▶ _TASK REQUIREMENTS_: Pull every "Mechanical" line out of the data below.

▶ _DATA SUPPLIED_:
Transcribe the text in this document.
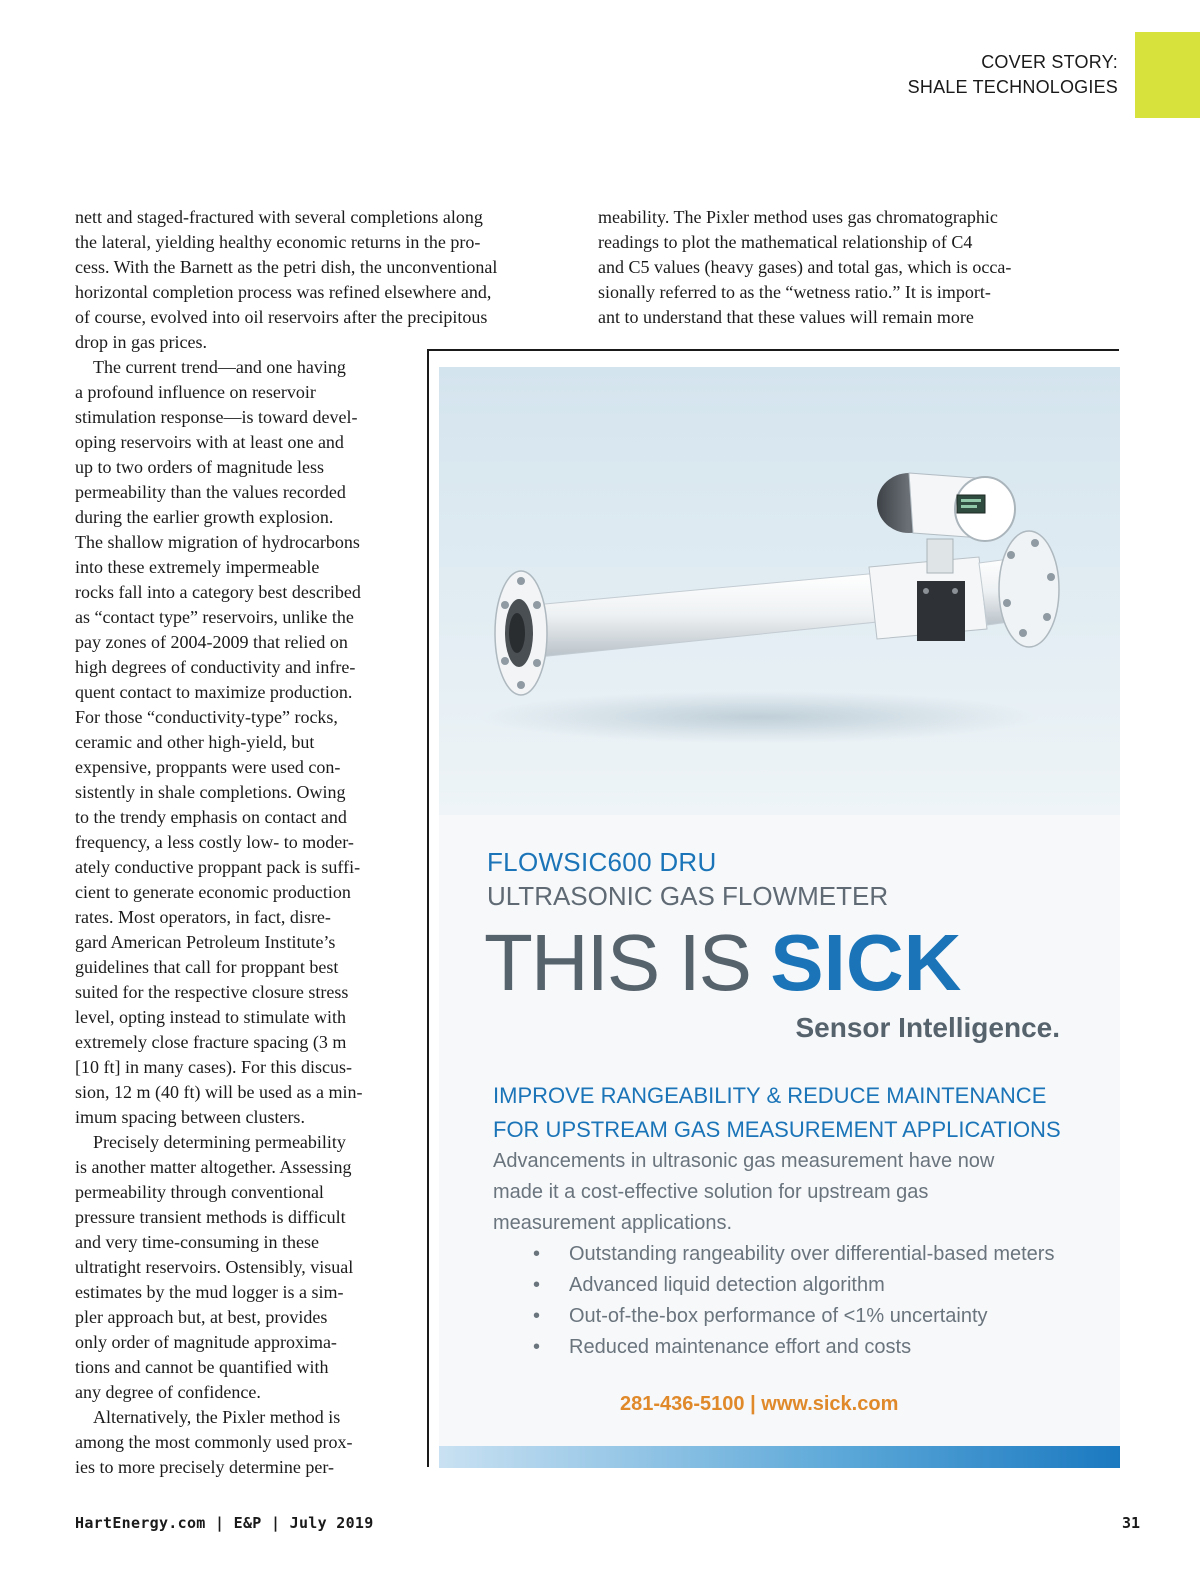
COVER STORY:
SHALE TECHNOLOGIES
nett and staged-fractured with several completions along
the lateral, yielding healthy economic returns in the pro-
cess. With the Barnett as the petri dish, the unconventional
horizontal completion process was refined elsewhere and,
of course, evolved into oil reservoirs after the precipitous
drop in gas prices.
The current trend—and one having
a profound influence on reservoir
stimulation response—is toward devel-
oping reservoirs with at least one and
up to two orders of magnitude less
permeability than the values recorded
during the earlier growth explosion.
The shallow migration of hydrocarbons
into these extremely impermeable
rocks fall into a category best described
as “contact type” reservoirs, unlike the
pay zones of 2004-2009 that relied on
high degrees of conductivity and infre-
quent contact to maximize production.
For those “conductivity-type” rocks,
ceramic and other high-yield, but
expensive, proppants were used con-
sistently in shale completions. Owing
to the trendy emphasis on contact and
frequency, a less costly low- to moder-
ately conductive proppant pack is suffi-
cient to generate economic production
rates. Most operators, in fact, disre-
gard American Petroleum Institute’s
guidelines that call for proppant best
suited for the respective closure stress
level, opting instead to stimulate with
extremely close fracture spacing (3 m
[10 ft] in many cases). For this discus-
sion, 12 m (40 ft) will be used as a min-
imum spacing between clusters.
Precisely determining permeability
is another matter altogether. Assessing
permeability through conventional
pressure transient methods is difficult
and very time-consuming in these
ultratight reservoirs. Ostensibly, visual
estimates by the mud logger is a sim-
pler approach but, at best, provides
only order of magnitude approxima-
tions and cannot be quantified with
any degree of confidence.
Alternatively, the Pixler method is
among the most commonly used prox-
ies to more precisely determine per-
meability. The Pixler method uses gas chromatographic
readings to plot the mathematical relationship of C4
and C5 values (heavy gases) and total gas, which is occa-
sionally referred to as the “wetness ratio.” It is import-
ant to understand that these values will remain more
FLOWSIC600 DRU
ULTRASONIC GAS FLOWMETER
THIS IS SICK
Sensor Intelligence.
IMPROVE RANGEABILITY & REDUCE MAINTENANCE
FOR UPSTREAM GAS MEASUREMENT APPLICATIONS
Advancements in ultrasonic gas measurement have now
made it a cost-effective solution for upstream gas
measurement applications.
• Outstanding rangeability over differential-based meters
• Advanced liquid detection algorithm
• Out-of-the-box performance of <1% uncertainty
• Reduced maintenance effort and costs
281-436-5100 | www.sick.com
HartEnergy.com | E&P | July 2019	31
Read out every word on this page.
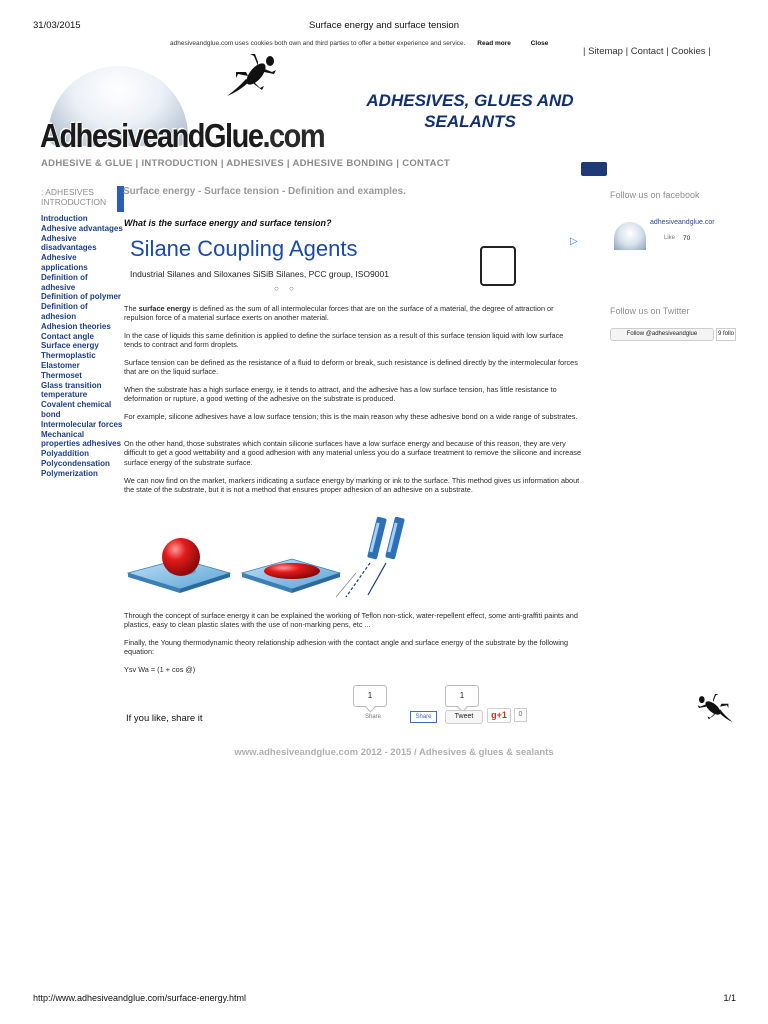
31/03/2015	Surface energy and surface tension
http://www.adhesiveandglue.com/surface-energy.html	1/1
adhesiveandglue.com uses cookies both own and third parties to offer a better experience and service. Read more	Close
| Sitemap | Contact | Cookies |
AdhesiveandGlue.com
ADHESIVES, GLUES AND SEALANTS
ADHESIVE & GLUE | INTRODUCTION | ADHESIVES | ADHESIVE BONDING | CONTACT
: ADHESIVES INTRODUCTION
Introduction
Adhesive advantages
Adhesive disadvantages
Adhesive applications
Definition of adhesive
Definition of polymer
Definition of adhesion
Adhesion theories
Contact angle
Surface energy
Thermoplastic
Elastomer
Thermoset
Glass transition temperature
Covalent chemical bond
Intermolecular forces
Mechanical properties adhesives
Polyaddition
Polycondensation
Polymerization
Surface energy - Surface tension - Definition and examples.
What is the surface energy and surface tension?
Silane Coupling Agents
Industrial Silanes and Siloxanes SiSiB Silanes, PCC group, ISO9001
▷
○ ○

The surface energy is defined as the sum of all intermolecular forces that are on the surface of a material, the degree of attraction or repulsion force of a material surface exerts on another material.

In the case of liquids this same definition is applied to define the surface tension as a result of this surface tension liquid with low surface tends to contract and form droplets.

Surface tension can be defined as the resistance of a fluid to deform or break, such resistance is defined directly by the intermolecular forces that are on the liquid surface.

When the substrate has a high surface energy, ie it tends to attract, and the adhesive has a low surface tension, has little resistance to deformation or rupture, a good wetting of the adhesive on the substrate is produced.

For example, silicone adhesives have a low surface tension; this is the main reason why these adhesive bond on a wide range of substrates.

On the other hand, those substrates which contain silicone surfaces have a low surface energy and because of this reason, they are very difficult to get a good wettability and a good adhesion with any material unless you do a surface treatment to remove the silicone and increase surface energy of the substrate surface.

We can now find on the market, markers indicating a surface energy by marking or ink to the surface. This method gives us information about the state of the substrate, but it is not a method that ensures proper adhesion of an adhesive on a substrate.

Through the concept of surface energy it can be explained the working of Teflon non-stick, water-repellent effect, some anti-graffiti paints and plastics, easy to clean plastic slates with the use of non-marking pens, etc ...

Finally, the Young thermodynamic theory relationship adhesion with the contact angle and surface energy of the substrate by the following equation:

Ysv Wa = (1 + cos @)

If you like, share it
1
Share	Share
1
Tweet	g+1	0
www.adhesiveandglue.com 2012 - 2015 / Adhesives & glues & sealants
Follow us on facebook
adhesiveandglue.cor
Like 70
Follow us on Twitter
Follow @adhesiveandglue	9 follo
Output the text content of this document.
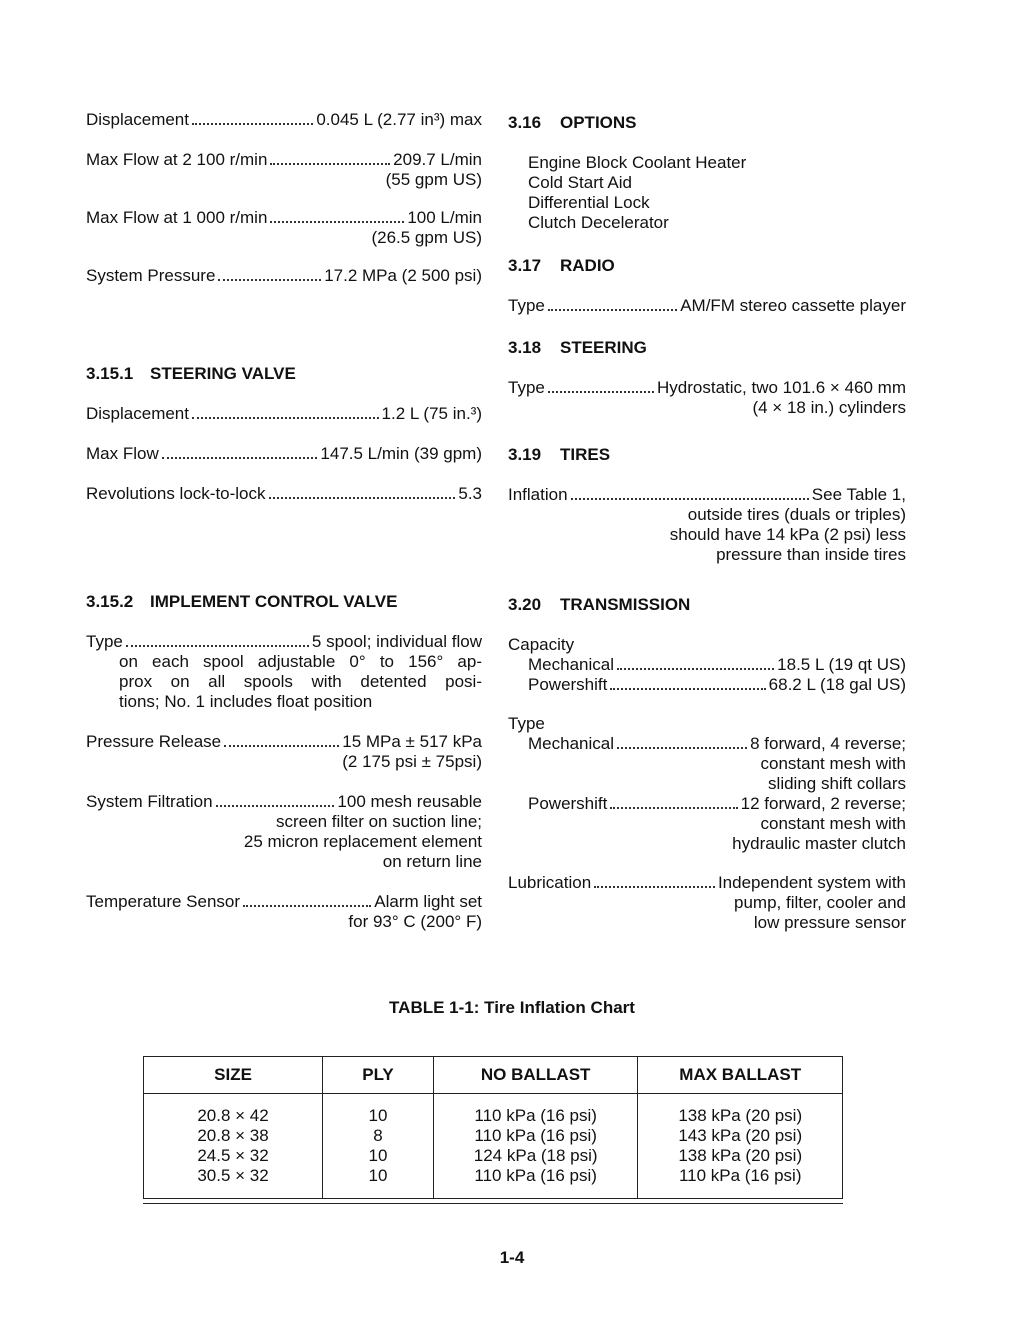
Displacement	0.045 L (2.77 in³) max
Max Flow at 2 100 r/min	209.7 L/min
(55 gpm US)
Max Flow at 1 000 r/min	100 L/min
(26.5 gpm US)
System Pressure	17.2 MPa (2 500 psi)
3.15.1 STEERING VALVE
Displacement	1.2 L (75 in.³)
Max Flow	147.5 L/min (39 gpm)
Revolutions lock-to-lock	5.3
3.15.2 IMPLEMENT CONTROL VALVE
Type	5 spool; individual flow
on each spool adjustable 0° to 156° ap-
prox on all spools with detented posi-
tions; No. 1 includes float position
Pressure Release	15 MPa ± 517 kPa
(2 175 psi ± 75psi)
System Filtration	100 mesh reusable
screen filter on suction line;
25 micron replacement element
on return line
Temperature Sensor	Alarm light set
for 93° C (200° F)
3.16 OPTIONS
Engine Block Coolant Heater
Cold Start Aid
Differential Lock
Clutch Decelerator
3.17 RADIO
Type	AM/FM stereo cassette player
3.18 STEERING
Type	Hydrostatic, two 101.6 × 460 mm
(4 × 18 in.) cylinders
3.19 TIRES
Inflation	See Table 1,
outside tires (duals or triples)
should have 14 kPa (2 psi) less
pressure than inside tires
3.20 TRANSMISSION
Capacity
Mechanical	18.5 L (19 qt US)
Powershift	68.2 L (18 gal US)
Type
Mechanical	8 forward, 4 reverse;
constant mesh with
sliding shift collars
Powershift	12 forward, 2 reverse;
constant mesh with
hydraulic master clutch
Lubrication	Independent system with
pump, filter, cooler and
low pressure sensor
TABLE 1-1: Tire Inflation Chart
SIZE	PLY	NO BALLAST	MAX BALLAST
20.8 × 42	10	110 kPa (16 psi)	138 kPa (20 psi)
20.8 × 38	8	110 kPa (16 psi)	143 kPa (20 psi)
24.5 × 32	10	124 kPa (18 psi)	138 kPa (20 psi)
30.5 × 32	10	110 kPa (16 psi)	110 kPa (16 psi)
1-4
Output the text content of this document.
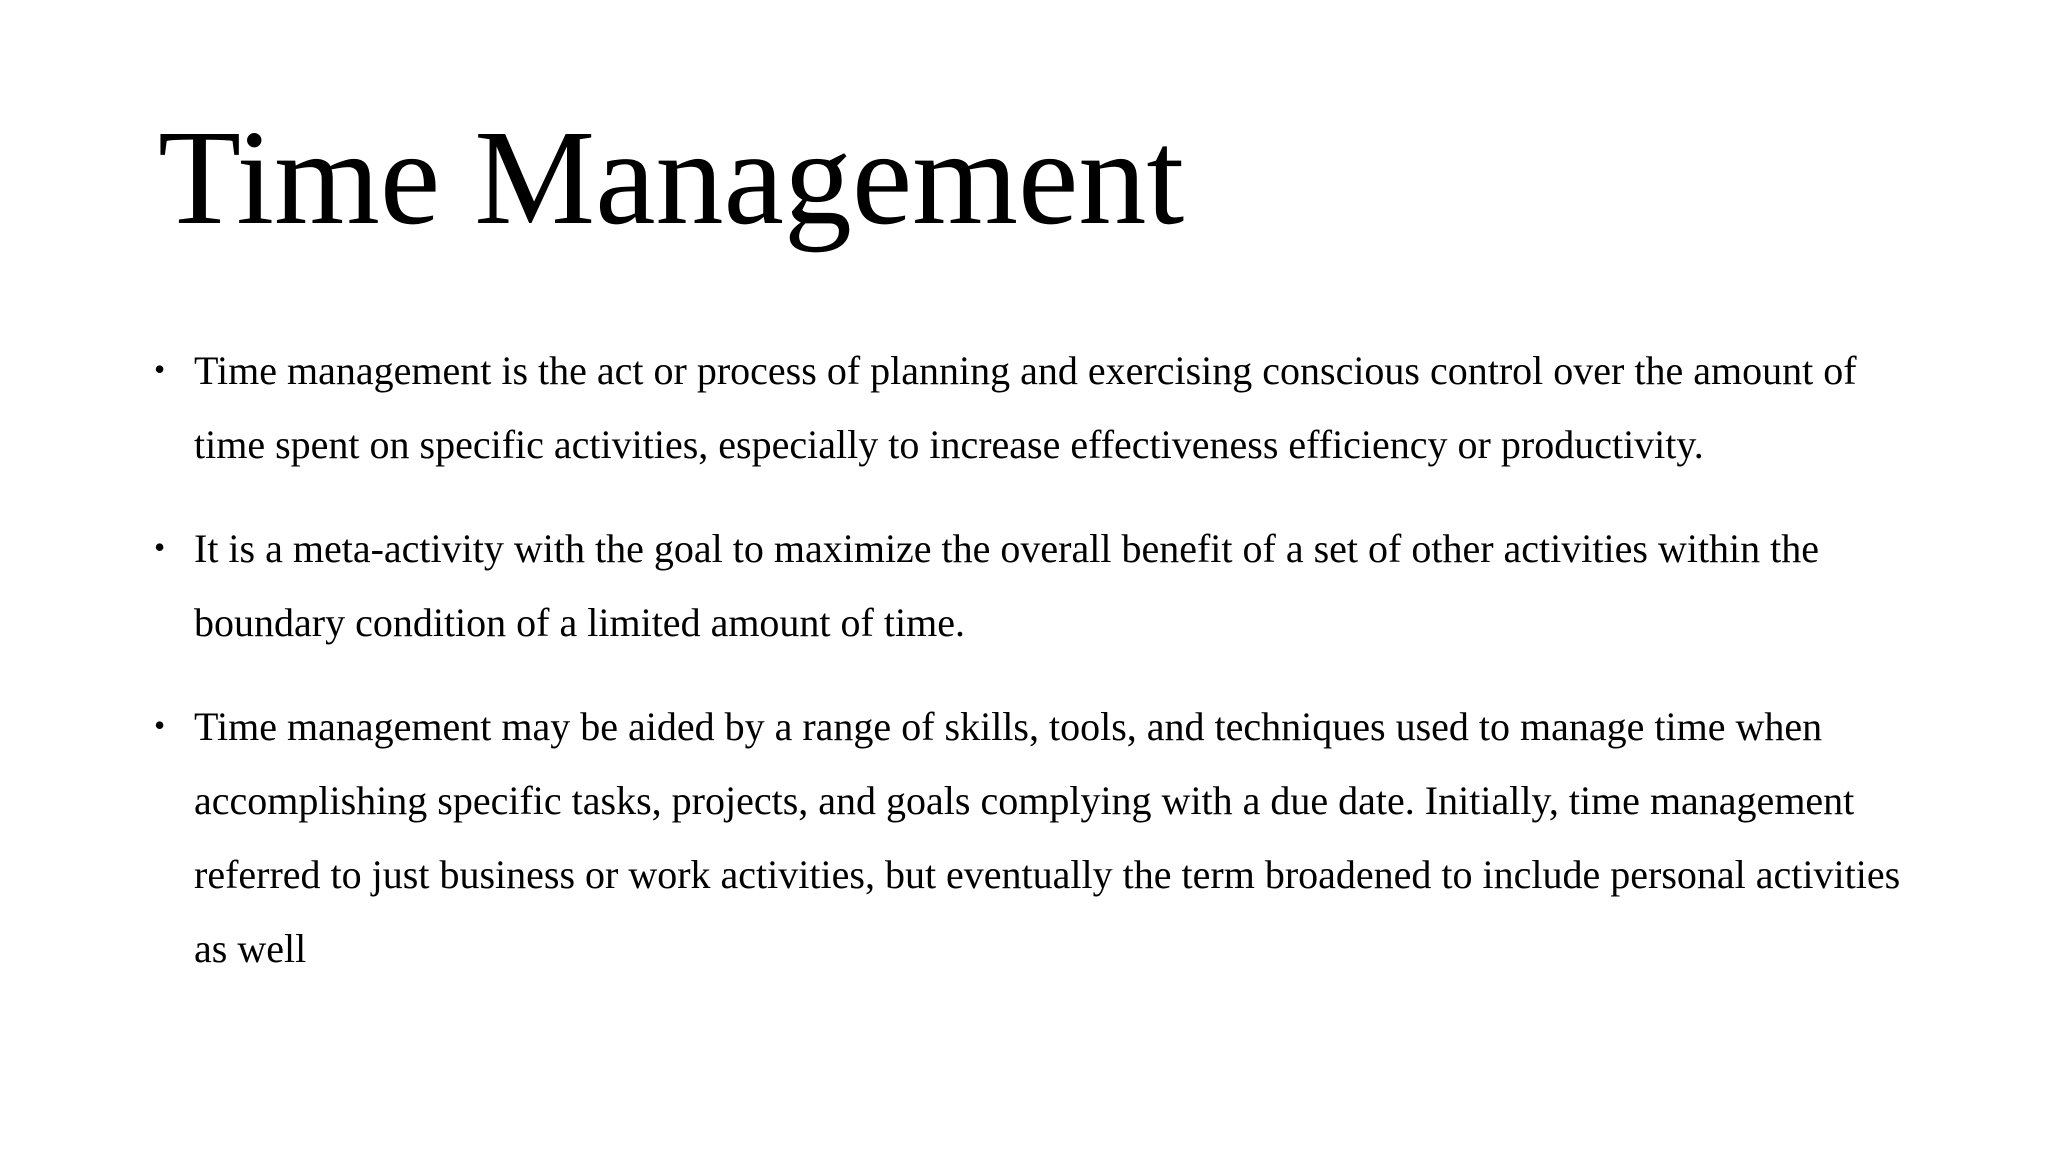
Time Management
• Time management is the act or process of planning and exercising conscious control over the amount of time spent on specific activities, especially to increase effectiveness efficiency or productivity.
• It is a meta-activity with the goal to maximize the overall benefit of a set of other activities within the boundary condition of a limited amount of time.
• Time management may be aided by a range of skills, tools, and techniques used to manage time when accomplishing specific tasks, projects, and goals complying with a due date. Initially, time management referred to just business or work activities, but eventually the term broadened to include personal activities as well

▶ _EXERCISE RESULT_:
Mechanical properties adhesives
Mechanical	18.5 L (19 qt US)
Mechanical	8 forward, 4 reverse;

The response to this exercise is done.